DIRECTION: Scan the data below and pick out the lines containing the word "mang".

THE DATA:
----
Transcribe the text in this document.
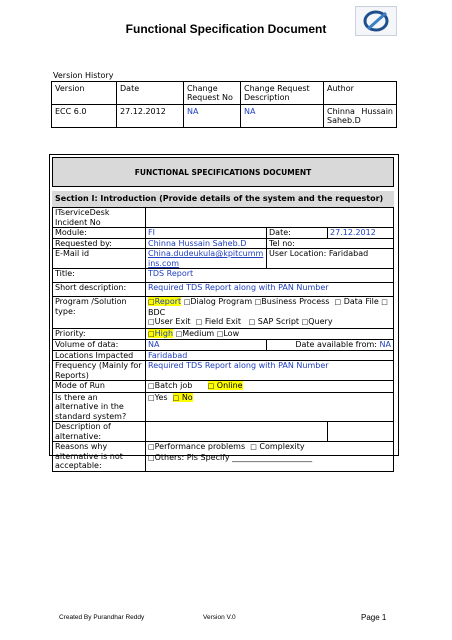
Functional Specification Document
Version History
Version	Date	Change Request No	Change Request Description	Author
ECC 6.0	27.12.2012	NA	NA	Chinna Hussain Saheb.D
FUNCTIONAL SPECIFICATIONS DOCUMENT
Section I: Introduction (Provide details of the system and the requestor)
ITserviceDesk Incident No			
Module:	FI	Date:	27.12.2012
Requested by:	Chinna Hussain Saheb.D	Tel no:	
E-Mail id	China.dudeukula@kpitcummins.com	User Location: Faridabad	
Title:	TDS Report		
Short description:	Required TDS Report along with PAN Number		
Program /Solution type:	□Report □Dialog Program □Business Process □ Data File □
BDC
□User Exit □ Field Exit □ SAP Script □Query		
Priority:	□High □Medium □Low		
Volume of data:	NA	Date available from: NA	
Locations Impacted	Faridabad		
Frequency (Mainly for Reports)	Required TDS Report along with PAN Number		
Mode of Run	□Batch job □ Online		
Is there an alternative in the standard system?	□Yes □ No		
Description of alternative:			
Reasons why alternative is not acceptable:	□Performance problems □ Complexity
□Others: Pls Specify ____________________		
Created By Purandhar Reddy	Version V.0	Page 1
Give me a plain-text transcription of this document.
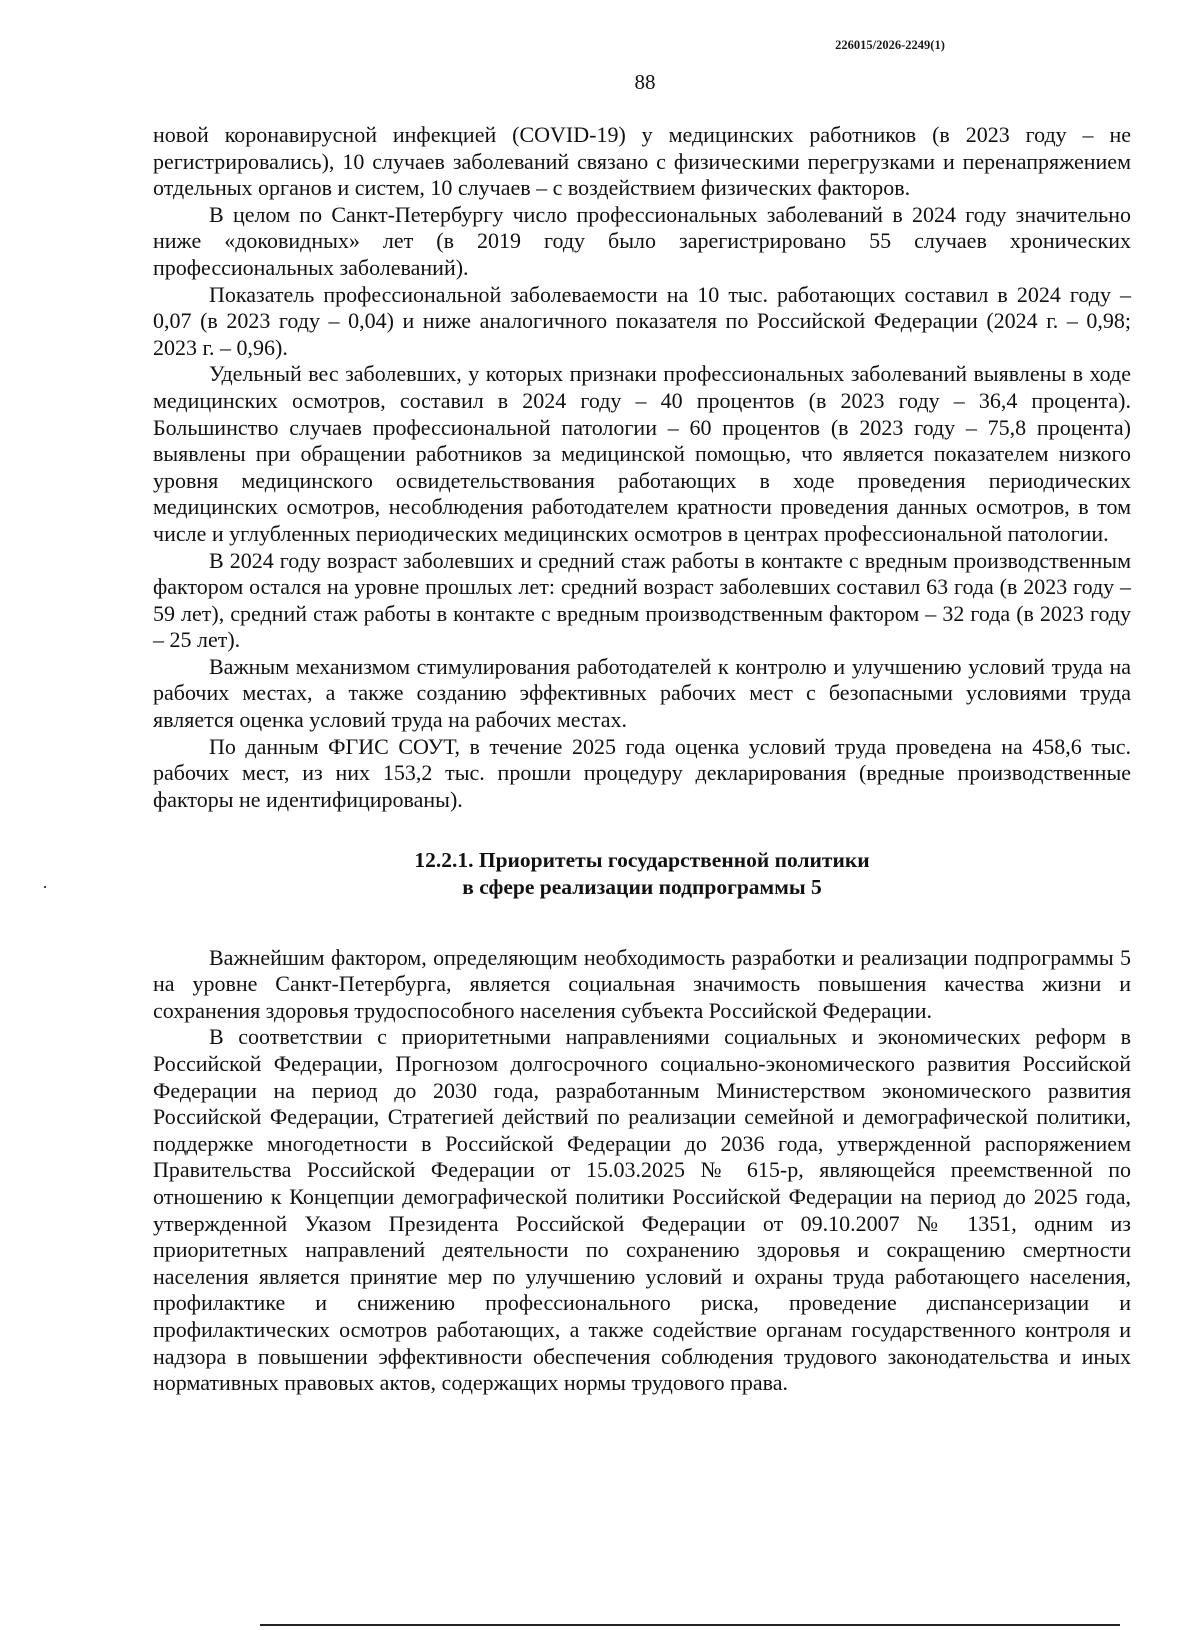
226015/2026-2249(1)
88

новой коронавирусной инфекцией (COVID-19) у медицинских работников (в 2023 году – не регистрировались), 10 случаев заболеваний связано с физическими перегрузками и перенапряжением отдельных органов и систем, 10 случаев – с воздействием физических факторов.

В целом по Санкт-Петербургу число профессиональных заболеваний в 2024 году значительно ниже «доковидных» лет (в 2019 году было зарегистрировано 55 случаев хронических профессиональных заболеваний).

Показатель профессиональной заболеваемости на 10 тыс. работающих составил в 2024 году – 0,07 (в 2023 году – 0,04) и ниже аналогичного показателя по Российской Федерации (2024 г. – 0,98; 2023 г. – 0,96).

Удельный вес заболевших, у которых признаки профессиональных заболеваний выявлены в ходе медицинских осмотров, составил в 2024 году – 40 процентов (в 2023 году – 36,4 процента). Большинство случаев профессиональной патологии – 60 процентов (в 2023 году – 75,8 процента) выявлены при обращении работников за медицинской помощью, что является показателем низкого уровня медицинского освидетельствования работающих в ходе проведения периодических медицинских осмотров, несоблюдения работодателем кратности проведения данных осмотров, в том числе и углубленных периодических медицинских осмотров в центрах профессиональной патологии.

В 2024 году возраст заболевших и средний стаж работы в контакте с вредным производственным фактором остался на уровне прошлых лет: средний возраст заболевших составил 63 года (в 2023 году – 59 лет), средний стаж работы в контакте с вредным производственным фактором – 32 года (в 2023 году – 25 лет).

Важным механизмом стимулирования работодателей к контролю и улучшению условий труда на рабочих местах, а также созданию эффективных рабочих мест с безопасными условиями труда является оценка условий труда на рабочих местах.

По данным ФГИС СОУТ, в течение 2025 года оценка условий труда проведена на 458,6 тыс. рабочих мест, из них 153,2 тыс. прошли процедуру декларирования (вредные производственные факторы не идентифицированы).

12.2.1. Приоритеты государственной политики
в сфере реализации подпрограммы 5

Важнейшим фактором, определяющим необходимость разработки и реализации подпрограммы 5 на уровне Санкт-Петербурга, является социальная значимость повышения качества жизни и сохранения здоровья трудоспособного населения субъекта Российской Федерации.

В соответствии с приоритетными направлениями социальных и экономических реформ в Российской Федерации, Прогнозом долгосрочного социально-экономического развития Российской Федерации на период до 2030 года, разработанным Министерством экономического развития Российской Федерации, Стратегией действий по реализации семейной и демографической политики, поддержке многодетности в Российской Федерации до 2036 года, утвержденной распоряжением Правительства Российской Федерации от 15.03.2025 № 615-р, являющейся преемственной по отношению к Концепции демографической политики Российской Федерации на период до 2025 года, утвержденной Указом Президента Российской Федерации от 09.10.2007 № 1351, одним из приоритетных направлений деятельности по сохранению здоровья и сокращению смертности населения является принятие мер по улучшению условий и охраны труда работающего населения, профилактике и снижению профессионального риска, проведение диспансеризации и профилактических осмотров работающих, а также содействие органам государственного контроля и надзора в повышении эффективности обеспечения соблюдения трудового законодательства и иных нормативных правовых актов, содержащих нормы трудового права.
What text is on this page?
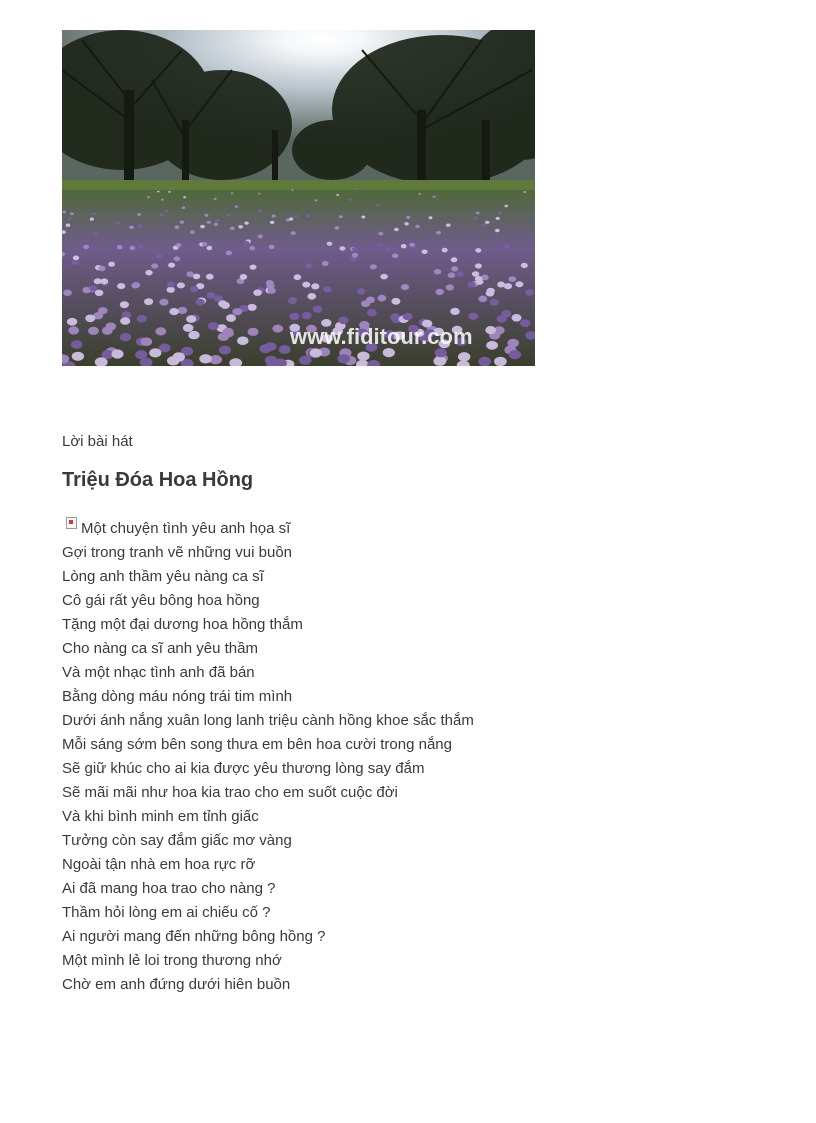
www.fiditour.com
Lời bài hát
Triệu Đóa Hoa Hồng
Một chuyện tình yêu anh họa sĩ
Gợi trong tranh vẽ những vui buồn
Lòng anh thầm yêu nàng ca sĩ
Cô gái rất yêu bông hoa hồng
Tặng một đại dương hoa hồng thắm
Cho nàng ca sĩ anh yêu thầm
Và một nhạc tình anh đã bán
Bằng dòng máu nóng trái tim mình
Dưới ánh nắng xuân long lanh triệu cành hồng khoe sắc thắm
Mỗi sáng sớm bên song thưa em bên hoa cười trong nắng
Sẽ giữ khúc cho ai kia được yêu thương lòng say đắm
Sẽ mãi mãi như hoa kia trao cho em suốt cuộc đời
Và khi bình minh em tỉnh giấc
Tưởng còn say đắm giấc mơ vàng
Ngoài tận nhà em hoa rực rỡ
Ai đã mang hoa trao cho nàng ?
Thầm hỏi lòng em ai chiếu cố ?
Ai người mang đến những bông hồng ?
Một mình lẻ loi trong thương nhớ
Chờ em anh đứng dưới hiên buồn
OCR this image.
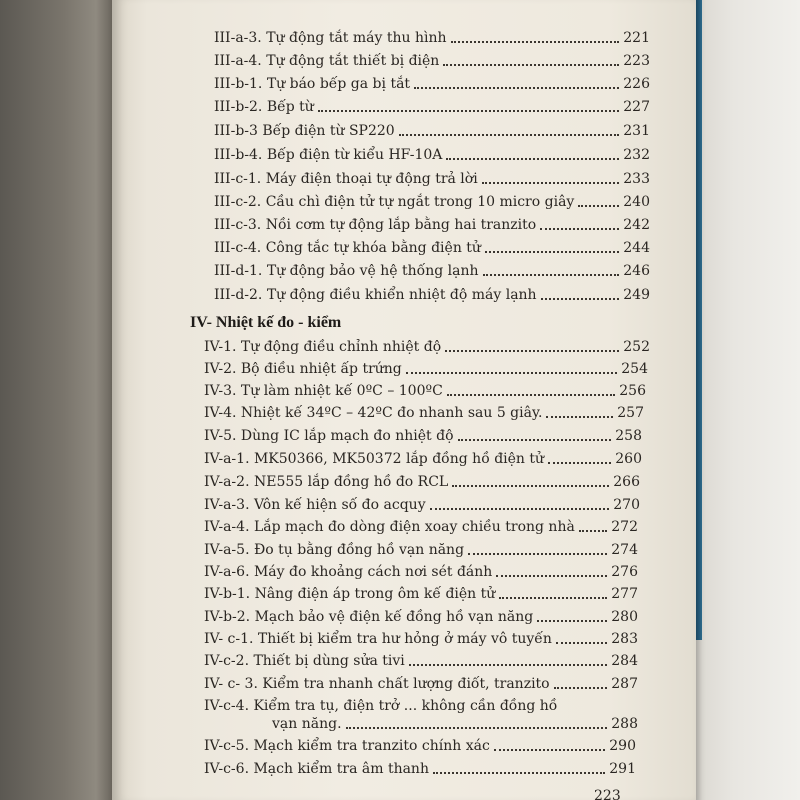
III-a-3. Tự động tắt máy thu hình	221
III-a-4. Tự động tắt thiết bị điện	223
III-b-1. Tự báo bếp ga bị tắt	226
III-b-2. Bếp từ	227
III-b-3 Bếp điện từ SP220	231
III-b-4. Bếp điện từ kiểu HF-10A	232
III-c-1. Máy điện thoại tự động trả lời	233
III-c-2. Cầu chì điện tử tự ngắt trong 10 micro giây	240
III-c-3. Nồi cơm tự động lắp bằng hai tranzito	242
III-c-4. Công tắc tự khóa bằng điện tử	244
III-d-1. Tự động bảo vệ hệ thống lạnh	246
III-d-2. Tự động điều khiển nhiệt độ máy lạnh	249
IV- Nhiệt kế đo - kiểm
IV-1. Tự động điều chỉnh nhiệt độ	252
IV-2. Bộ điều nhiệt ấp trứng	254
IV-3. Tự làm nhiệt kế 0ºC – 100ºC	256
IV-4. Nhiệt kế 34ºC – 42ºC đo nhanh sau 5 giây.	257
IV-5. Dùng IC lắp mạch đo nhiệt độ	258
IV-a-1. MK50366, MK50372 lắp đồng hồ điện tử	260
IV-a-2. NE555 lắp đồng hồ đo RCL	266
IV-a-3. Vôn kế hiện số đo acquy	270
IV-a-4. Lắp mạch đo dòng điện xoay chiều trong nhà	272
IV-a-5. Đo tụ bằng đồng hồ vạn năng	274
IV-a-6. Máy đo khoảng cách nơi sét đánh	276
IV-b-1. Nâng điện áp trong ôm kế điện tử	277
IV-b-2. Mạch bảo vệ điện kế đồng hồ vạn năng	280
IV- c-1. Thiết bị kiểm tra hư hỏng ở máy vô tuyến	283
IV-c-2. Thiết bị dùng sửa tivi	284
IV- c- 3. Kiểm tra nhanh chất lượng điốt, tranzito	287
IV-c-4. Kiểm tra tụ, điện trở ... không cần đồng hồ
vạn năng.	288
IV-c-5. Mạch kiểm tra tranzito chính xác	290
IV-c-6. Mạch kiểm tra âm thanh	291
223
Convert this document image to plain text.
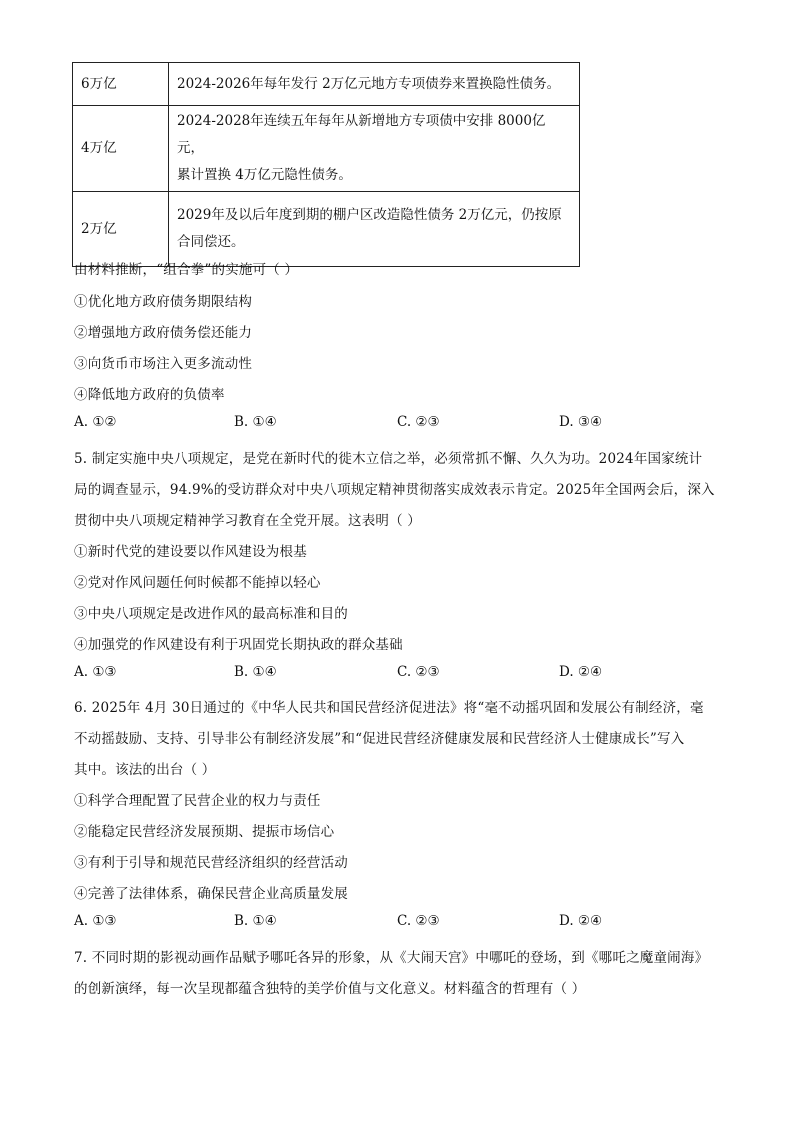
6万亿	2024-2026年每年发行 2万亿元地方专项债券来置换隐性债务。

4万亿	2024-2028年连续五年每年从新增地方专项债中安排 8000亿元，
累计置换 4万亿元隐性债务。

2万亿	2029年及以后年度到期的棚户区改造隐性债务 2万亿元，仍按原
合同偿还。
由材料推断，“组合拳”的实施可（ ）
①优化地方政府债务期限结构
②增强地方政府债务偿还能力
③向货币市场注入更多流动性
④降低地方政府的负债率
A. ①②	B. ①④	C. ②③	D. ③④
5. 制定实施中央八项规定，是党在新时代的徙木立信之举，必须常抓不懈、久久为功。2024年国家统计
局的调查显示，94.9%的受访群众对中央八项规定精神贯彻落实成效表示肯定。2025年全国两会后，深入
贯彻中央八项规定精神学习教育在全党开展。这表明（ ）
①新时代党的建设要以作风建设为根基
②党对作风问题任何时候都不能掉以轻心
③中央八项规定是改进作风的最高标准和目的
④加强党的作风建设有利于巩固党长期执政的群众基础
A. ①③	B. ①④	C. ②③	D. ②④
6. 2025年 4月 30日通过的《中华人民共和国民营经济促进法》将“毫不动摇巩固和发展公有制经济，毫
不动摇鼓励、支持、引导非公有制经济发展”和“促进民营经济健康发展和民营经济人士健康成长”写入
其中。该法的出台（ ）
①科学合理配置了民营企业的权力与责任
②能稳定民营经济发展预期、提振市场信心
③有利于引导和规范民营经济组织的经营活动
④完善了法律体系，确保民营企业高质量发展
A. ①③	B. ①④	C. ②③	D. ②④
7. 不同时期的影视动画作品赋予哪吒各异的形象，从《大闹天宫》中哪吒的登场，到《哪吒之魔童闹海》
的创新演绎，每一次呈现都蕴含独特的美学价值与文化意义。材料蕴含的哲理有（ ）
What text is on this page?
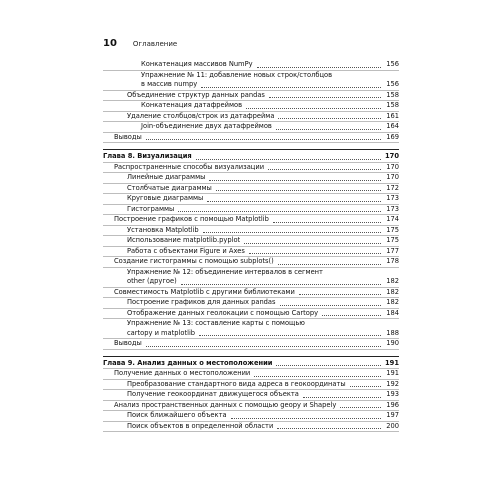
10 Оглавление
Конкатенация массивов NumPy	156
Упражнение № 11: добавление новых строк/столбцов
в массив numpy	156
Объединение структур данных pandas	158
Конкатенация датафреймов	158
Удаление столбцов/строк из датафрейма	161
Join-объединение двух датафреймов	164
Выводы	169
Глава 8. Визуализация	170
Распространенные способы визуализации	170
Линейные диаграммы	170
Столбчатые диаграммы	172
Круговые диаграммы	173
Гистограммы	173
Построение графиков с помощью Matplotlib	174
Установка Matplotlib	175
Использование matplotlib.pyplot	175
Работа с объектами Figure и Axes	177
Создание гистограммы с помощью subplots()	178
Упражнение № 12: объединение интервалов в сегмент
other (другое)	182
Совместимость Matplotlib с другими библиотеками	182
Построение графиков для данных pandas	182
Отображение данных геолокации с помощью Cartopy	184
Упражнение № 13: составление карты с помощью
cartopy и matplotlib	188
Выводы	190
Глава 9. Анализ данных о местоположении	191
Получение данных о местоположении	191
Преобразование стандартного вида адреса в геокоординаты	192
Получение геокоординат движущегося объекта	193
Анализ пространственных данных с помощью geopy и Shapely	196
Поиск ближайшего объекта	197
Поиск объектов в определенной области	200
----
RESPONSE TO THE TASK:
Ai đã mang hoa trao cho nàng ?
Ai người mang đến những bông hồng ?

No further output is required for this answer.